_Text to read_
(begin)

Childhood Loves upon Re-Read

Today, I want to talk about perspective.

Specifically, how a book can read differently from the view of a child than from early adulthood.  (There is probably even another layer here with later adulthood, but I can’t yet speak to that.)

This year I’ve been reading in two directions, forward with the ARCs I’ve collected and backwards with my TBR backlog and delayed re-reads.  And what I’ve noticed with the re-reads is that sometimes books work better for a specific age, but I’ve also been surprised that my feelings for a book are very similar.

I just finished re-reading The Two Princesses of Bamarre by Gail Carson Levine, and I remember loving this book when I first discovered it in grade school.  I still found myself enjoying the easy, quick read, but I didn’t feel the same love when I finished.  On a critical note, the setup to the story was drawn out over the first half of the book and the epic poem of Drualt was included almost in its entirety over the course of the novel.  Also, the romance was underdeveloped and a little creepy.

But, this mixed-up fairy tale did a great job portraying two differently strong female characters who had to overcome princess stereotypes and use their strength and wits to prevail at the end.  As a young girl, this read was important to my flailing self-confidence as it showed that I could overcome my fears to become the person I wanted to be.

This book is great for younger readers who may need a boost to their self-confidence or who love other books by Levine.  Readers of an older age and maturity will also enjoy this fun read, but it may not hold the ground-breaking revelations that make it great for those younger readers.  No matter what your age, The Two Princesses of Bamarre is a lot of fun.

(end)

Stored records:

(begin)

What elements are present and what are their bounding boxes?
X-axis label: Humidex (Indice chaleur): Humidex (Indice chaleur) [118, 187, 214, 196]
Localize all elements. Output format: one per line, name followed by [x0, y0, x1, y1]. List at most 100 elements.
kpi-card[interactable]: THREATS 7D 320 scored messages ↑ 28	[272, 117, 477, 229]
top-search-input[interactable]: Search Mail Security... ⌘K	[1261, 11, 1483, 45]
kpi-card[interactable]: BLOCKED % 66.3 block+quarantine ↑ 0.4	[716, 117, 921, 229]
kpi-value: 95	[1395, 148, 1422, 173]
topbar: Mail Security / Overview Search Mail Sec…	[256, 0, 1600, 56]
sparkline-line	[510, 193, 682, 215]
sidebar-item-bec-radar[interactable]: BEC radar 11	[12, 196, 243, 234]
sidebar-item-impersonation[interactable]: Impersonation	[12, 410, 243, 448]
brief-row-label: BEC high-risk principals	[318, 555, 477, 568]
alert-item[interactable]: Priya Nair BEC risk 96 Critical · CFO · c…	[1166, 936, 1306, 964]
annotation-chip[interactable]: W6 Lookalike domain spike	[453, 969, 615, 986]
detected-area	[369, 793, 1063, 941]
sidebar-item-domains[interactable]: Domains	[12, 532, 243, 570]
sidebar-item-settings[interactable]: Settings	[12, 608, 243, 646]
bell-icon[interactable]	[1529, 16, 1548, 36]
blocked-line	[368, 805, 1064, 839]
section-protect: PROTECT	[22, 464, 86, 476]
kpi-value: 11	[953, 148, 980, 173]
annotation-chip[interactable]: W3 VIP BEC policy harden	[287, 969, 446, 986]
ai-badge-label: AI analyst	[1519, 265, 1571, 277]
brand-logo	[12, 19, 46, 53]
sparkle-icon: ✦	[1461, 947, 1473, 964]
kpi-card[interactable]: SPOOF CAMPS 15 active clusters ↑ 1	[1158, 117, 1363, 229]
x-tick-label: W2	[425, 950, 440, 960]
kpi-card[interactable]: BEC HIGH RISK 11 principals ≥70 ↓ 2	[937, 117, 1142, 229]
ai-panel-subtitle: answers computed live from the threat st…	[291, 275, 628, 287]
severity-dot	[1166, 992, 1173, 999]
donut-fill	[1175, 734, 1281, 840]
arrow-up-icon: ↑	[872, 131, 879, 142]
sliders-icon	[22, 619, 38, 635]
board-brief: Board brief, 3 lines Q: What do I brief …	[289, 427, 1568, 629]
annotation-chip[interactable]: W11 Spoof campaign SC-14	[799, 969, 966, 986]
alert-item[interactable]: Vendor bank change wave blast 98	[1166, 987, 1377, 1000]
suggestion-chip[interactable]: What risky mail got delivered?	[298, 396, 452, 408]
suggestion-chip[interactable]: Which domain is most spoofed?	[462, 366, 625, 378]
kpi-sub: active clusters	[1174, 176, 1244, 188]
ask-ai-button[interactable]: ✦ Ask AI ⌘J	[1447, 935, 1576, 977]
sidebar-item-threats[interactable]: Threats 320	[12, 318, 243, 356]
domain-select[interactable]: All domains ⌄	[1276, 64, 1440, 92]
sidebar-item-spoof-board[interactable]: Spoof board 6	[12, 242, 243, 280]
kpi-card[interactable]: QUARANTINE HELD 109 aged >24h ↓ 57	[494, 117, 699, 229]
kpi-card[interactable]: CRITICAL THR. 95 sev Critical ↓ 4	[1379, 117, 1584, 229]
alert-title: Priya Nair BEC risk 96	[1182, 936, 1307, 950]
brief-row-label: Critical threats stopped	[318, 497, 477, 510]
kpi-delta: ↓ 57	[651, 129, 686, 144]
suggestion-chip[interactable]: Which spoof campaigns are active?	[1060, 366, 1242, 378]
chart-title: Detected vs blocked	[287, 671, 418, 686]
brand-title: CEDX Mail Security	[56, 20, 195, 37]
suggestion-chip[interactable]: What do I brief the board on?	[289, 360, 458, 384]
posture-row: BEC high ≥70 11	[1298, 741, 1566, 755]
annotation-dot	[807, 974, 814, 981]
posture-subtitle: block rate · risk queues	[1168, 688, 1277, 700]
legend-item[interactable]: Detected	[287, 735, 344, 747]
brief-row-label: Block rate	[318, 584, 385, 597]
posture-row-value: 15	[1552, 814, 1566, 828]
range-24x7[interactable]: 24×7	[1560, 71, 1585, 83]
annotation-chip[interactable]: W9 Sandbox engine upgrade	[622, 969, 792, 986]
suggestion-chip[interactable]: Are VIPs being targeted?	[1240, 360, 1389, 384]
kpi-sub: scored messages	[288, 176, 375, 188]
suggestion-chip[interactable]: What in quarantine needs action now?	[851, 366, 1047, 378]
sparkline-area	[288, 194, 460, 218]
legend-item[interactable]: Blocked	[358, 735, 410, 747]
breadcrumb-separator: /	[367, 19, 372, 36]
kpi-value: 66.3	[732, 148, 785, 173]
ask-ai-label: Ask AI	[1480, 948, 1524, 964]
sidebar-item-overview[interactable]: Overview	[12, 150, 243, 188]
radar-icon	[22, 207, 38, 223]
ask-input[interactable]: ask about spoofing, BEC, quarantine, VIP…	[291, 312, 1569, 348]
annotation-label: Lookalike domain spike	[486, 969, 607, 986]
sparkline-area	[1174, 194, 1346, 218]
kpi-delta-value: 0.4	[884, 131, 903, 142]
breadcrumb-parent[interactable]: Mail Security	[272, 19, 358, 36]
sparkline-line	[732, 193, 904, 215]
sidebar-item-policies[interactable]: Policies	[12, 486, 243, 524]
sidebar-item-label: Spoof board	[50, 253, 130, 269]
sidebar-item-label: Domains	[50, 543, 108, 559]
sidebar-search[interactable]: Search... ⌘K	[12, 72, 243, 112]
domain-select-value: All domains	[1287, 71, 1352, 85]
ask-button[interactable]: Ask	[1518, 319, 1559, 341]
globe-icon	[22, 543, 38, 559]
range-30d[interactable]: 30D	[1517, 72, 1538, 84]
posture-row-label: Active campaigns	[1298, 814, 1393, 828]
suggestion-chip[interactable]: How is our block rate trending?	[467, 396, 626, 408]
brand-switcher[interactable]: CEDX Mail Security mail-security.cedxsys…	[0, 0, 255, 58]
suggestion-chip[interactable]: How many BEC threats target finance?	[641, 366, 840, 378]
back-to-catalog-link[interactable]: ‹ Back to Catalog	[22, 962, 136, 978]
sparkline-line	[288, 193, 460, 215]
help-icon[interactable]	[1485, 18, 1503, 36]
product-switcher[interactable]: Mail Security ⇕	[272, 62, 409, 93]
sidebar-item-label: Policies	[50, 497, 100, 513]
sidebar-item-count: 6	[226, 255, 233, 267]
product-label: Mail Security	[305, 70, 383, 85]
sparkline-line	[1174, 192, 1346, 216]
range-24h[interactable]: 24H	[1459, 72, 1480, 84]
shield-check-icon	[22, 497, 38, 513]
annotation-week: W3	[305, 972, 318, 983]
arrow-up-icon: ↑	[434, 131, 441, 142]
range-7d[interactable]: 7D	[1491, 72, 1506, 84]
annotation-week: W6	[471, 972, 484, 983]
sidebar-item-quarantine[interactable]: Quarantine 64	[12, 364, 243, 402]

(end)

In the post on re-reading childhood favorites, which poem does the writer say appears almost in its entirety over the course of The Two Princesses of Bamarre?

_Completed exercise_
The epic poem of Drualt.